# [Aim]
Your task is to give the number of lines in the listing that include "Lysimachia", and nothing else.

-- START OF Extracted material --

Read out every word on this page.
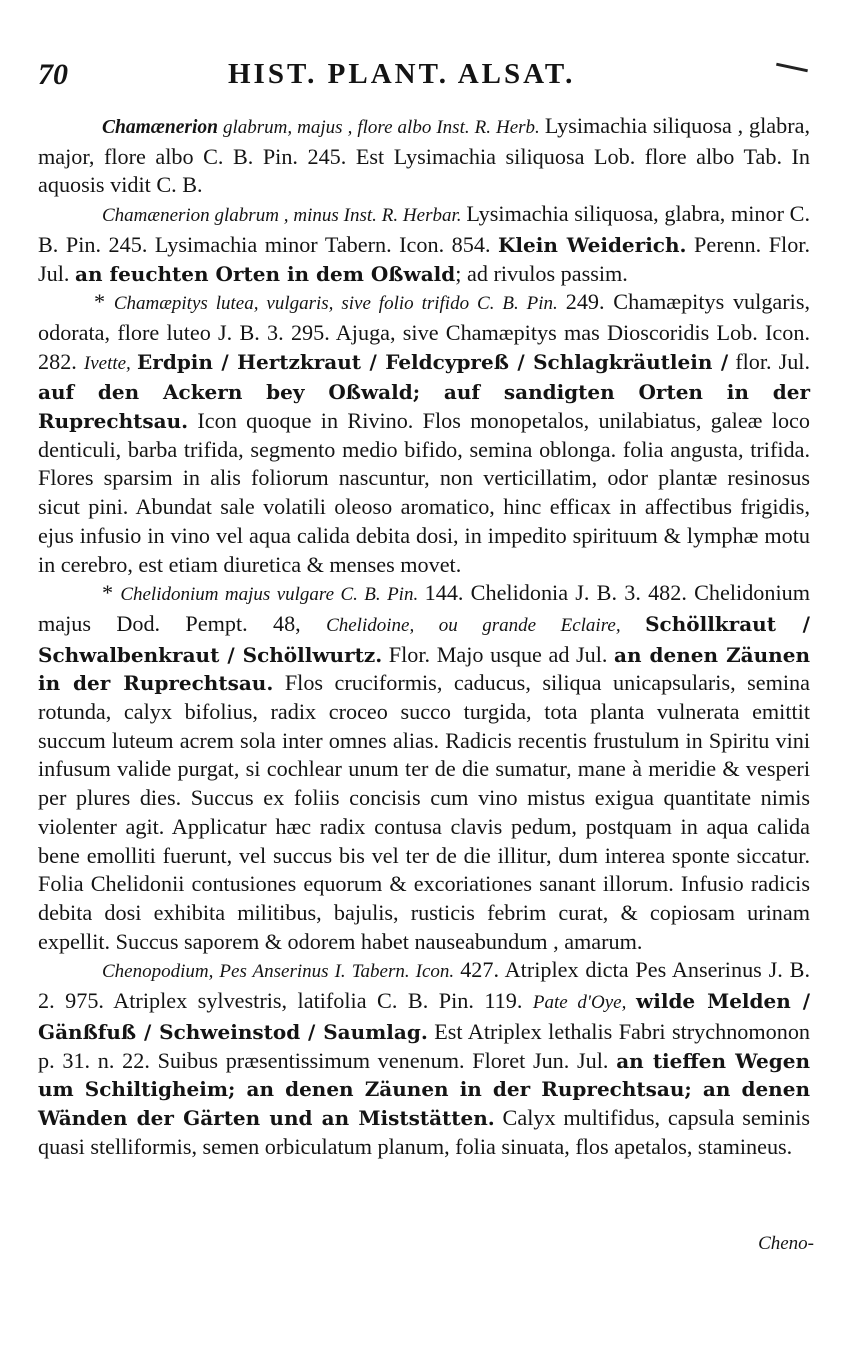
70	HIST. PLANT. ALSAT.

Chamænerion glabrum, majus , flore albo Inst. R. Herb. Lysimachia siliquosa , glabra, major, flore albo C. B. Pin. 245. Est Lysimachia siliquosa Lob. flore albo Tab. In aquosis vidit C. B.

Chamænerion glabrum , minus Inst. R. Herbar. Lysimachia siliquosa, glabra, minor C. B. Pin. 245. Lysimachia minor Tabern. Icon. 854. Klein Weiderich. Perenn. Flor. Jul. an feuchten Orten in dem Oßwald; ad rivulos passim.

* Chamæpitys lutea, vulgaris, sive folio trifido C. B. Pin. 249. Chamæpitys vulgaris, odorata, flore luteo J. B. 3. 295. Ajuga, sive Chamæpitys mas Dioscoridis Lob. Icon. 282. Ivette, Erdpin / Hertzkraut / Feldcypreß / Schlagkräutlein / flor. Jul. auf den Ackern bey Oßwald; auf sandigten Orten in der Ruprechtsau. Icon quoque in Rivino. Flos monopetalos, unilabiatus, galeæ loco denticuli, barba trifida, segmento medio bifido, semina oblonga. folia angusta, trifida. Flores sparsim in alis foliorum nascuntur, non verticillatim, odor plantæ resinosus sicut pini. Abundat sale volatili oleoso aromatico, hinc efficax in affectibus frigidis, ejus infusio in vino vel aqua calida debita dosi, in impedito spirituum & lymphæ motu in cerebro, est etiam diuretica & menses movet.

* Chelidonium majus vulgare C. B. Pin. 144. Chelidonia J. B. 3. 482. Chelidonium majus Dod. Pempt. 48, Chelidoine, ou grande Eclaire, Schöllkraut / Schwalbenkraut / Schöllwurtz. Flor. Majo usque ad Jul. an denen Zäunen in der Ruprechtsau. Flos cruciformis, caducus, siliqua unicapsularis, semina rotunda, calyx bifolius, radix croceo succo turgida, tota planta vulnerata emittit succum luteum acrem sola inter omnes alias. Radicis recentis frustulum in Spiritu vini infusum valide purgat, si cochlear unum ter de die sumatur, mane à meridie & vesperi per plures dies. Succus ex foliis concisis cum vino mistus exigua quantitate nimis violenter agit. Applicatur hæc radix contusa clavis pedum, postquam in aqua calida bene emolliti fuerunt, vel succus bis vel ter de die illitur, dum interea sponte siccatur. Folia Chelidonii contusiones equorum & excoriationes sanant illorum. Infusio radicis debita dosi exhibita militibus, bajulis, rusticis febrim curat, & copiosam urinam expellit. Succus saporem & odorem habet nauseabundum , amarum.

Chenopodium, Pes Anserinus I. Tabern. Icon. 427. Atriplex dicta Pes Anserinus J. B. 2. 975. Atriplex sylvestris, latifolia C. B. Pin. 119. Pate d'Oye, wilde Melden / Gänßfuß / Schweinstod / Saumlag. Est Atriplex lethalis Fabri strychnomonon p. 31. n. 22. Suibus præsentissimum venenum. Floret Jun. Jul. an tieffen Wegen um Schiltigheim; an denen Zäunen in der Ruprechtsau; an denen Wänden der Gärten und an Miststätten. Calyx multifidus, capsula seminis quasi stelliformis, semen orbiculatum planum, folia sinuata, flos apetalos, stamineus.

Cheno-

-- END OF Extracted material --

# [Final result]
2